▶ **Instructions to follow**: For every entry below, give an exact repeat and leave out the pictures.

───── Records for the task

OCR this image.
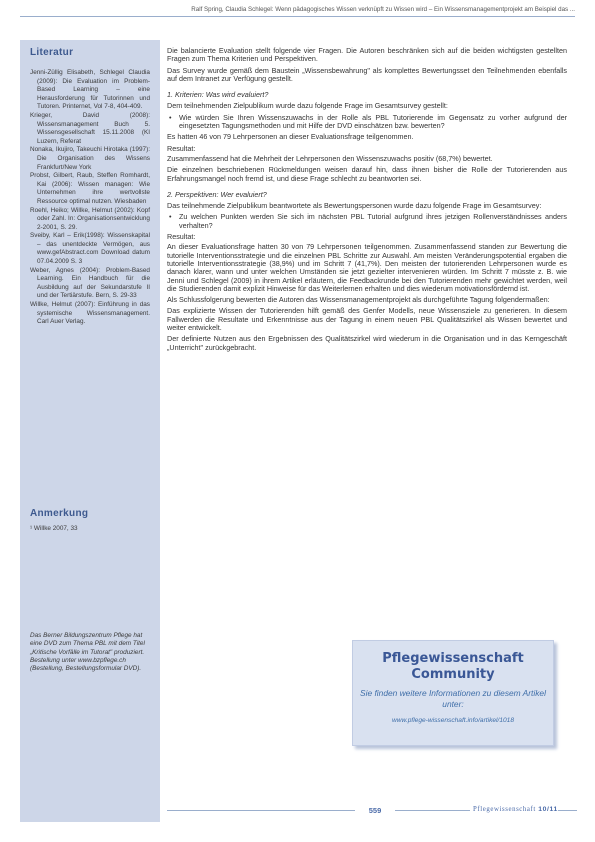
Ralf Spring, Claudia Schlegel: Wenn pädagogisches Wissen verknüpft zu Wissen wird – Ein Wissensmanagementprojekt am Beispiel das ...
Literatur
Jenni-Züllig Elisabeth, Schlegel Claudia (2009): Die Evaluation im Problem-Based Learning – eine Herausforderung für Tutorinnen und Tutoren. Printernet, Vol 7-8, 404-409.
Krieger, David (2008): Wissensmanagement Buch 5. Wissensgesellschaft 15.11.2008 (KI Luzern, Referat
Nonaka, Ikujiro, Takeuchi Hirotaka (1997): Die Organisation des Wissens Frankfurt/New York
Probst, Gilbert, Raub, Steffen Romhardt, Kai (2006): Wissen managen: Wie Unternehmen ihre wertvollste Ressource optimal nutzen. Wiesbaden
Roehl, Heiko; Willke, Helmut (2002): Kopf oder Zahl. In: Organisationsentwicklung 2-2001, S. 29.
Sveiby, Karl – Erik(1998): Wissenskapital – das unentdeckte Vermögen, aus www.gefAbstract.com Download datum 07.04.2009 S. 3
Weber, Agnes (2004): Problem-Based Learning. Ein Handbuch für die Ausbildung auf der Sekundarstufe II und der Tertiärstufe. Bern, S. 29-33
Willke, Helmut (2007): Einführung in das systemische Wissensmanagement. Carl Auer Verlag.
Anmerkung
¹ Willke 2007, 33
Das Berner Bildungszentrum Pflege hat eine DVD zum Thema PBL mit dem Titel „Kritische Vorfälle im Tutorat" produziert. Bestellung unter www.bzpflege.ch (Bestellung, Bestellungsformular DVD).

Die balancierte Evaluation stellt folgende vier Fragen. Die Autoren beschränken sich auf die beiden wichtigsten gestellten Fragen zum Thema Kriterien und Perspektiven.

Das Survey wurde gemäß dem Baustein „Wissensbewahrung" als komplettes Bewertungsset den Teilnehmenden ebenfalls auf dem Intranet zur Verfügung gestellt.

1. Kriterien: Was wird evaluiert?

Dem teilnehmenden Zielpublikum wurde dazu folgende Frage im Gesamtsurvey gestellt:

• Wie würden Sie Ihren Wissenszuwachs in der Rolle als PBL Tutorierende im Gegensatz zu vorher aufgrund der eingesetzten Tagungsmethoden und mit Hilfe der DVD einschätzen bzw. bewerten?

Es hatten 46 von 79 Lehrpersonen an dieser Evaluationsfrage teilgenommen.

Resultat:

Zusammenfassend hat die Mehrheit der Lehrpersonen den Wissenszuwachs positiv (68,7%) bewertet.

Die einzelnen beschriebenen Rückmeldungen weisen darauf hin, dass ihnen bisher die Rolle der Tutorierenden aus Erfahrungsmangel noch fremd ist, und diese Frage schlecht zu beantworten sei.

2. Perspektiven: Wer evaluiert?

Das teilnehmende Zielpublikum beantwortete als Bewertungspersonen wurde dazu folgende Frage im Gesamtsurvey:

• Zu welchen Punkten werden Sie sich im nächsten PBL Tutorial aufgrund ihres jetzigen Rollenverständnisses anders verhalten?

Resultat:

An dieser Evaluationsfrage hatten 30 von 79 Lehrpersonen teilgenommen. Zusammenfassend standen zur Bewertung die tutorielle Interventionsstrategie und die einzelnen PBL Schritte zur Auswahl. Am meisten Veränderungspotential ergaben die tutorielle Interventionsstrategie (38,9%) und im Schritt 7 (41,7%). Den meisten der tutorierenden Lehrpersonen wurde es danach klarer, wann und unter welchen Umständen sie jetzt gezielter intervenieren würden. Im Schritt 7 müsste z. B. wie Jenni und Schlegel (2009) in ihrem Artikel erläutern, die Feedbackrunde bei den Tutorierenden mehr gewichtet werden, weil die Studierenden damit explizit Hinweise für das Weiterlernen erhalten und dies wiederum motivationsfördernd ist.

Als Schlussfolgerung bewerten die Autoren das Wissensmanagementprojekt als durchgeführte Tagung folgendermaßen:

Das explizierte Wissen der Tutorierenden hilft gemäß des Genfer Modells, neue Wissensziele zu generieren. In diesem Fallwerden die Resultate und Erkenntnisse aus der Tagung in einem neuen PBL Qualitätszirkel als Wissen bewertet und weiter entwickelt.

Der definierte Nutzen aus den Ergebnissen des Qualitätszirkel wird wiederum in die Organisation und in das Kerngeschäft „Unterricht" zurückgebracht.

Pflegewissenschaft
Community
Sie finden weitere Informationen zu diesem Artikel unter:
www.pflege-wissenschaft.info/artikel/1018
559	Pflegewissenschaft 10/11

──────────

▶ **Task response**:
OCR this image.
Ralf Spring, Claudia Schlegel: Wenn pädagogisches Wissen verknüpft zu Wissen wird – Ein Wissensmanagementprojekt am Beispiel das ...
Literatur
Jenni-Züllig Elisabeth, Schlegel Claudia (2009): Die Evaluation im Problem-Based Learning – eine Herausforderung für Tutorinnen und Tutoren. Printernet, Vol 7-8, 404-409.
Krieger, David (2008): Wissensmanagement Buch 5. Wissensgesellschaft 15.11.2008 (KI Luzern, Referat
Nonaka, Ikujiro, Takeuchi Hirotaka (1997): Die Organisation des Wissens Frankfurt/New York
Probst, Gilbert, Raub, Steffen Romhardt, Kai (2006): Wissen managen: Wie Unternehmen ihre wertvollste Ressource optimal nutzen. Wiesbaden
Roehl, Heiko; Willke, Helmut (2002): Kopf oder Zahl. In: Organisationsentwicklung 2-2001, S. 29.
Sveiby, Karl – Erik(1998): Wissenskapital – das unentdeckte Vermögen, aus www.gefAbstract.com Download datum 07.04.2009 S. 3
Weber, Agnes (2004): Problem-Based Learning. Ein Handbuch für die Ausbildung auf der Sekundarstufe II und der Tertiärstufe. Bern, S. 29-33
Willke, Helmut (2007): Einführung in das systemische Wissensmanagement. Carl Auer Verlag.
Anmerkung
¹ Willke 2007, 33
Das Berner Bildungszentrum Pflege hat eine DVD zum Thema PBL mit dem Titel „Kritische Vorfälle im Tutorat" produziert. Bestellung unter www.bzpflege.ch (Bestellung, Bestellungsformular DVD).

Die balancierte Evaluation stellt folgende vier Fragen. Die Autoren beschränken sich auf die beiden wichtigsten gestellten Fragen zum Thema Kriterien und Perspektiven.

Das Survey wurde gemäß dem Baustein „Wissensbewahrung" als komplettes Bewertungsset den Teilnehmenden ebenfalls auf dem Intranet zur Verfügung gestellt.

1. Kriterien: Was wird evaluiert?

Dem teilnehmenden Zielpublikum wurde dazu folgende Frage im Gesamtsurvey gestellt:

• Wie würden Sie Ihren Wissenszuwachs in der Rolle als PBL Tutorierende im Gegensatz zu vorher aufgrund der eingesetzten Tagungsmethoden und mit Hilfe der DVD einschätzen bzw. bewerten?

Es hatten 46 von 79 Lehrpersonen an dieser Evaluationsfrage teilgenommen.

Resultat:

Zusammenfassend hat die Mehrheit der Lehrpersonen den Wissenszuwachs positiv (68,7%) bewertet.

Die einzelnen beschriebenen Rückmeldungen weisen darauf hin, dass ihnen bisher die Rolle der Tutorierenden aus Erfahrungsmangel noch fremd ist, und diese Frage schlecht zu beantworten sei.

2. Perspektiven: Wer evaluiert?

Das teilnehmende Zielpublikum beantwortete als Bewertungspersonen wurde dazu folgende Frage im Gesamtsurvey:

• Zu welchen Punkten werden Sie sich im nächsten PBL Tutorial aufgrund ihres jetzigen Rollenverständnisses anders verhalten?

Resultat:

An dieser Evaluationsfrage hatten 30 von 79 Lehrpersonen teilgenommen. Zusammenfassend standen zur Bewertung die tutorielle Interventionsstrategie und die einzelnen PBL Schritte zur Auswahl. Am meisten Veränderungspotential ergaben die tutorielle Interventionsstrategie (38,9%) und im Schritt 7 (41,7%). Den meisten der tutorierenden Lehrpersonen wurde es danach klarer, wann und unter welchen Umständen sie jetzt gezielter intervenieren würden. Im Schritt 7 müsste z. B. wie Jenni und Schlegel (2009) in ihrem Artikel erläutern, die Feedbackrunde bei den Tutorierenden mehr gewichtet werden, weil die Studierenden damit explizit Hinweise für das Weiterlernen erhalten und dies wiederum motivationsfördernd ist.

Als Schlussfolgerung bewerten die Autoren das Wissensmanagementprojekt als durchgeführte Tagung folgendermaßen:

Das explizierte Wissen der Tutorierenden hilft gemäß des Genfer Modells, neue Wissensziele zu generieren. In diesem Fallwerden die Resultate und Erkenntnisse aus der Tagung in einem neuen PBL Qualitätszirkel als Wissen bewertet und weiter entwickelt.

Der definierte Nutzen aus den Ergebnissen des Qualitätszirkel wird wiederum in die Organisation und in das Kerngeschäft „Unterricht" zurückgebracht.

Pflegewissenschaft
Community
Sie finden weitere Informationen zu diesem Artikel unter:
www.pflege-wissenschaft.info/artikel/1018
559	Pflegewissenschaft 10/11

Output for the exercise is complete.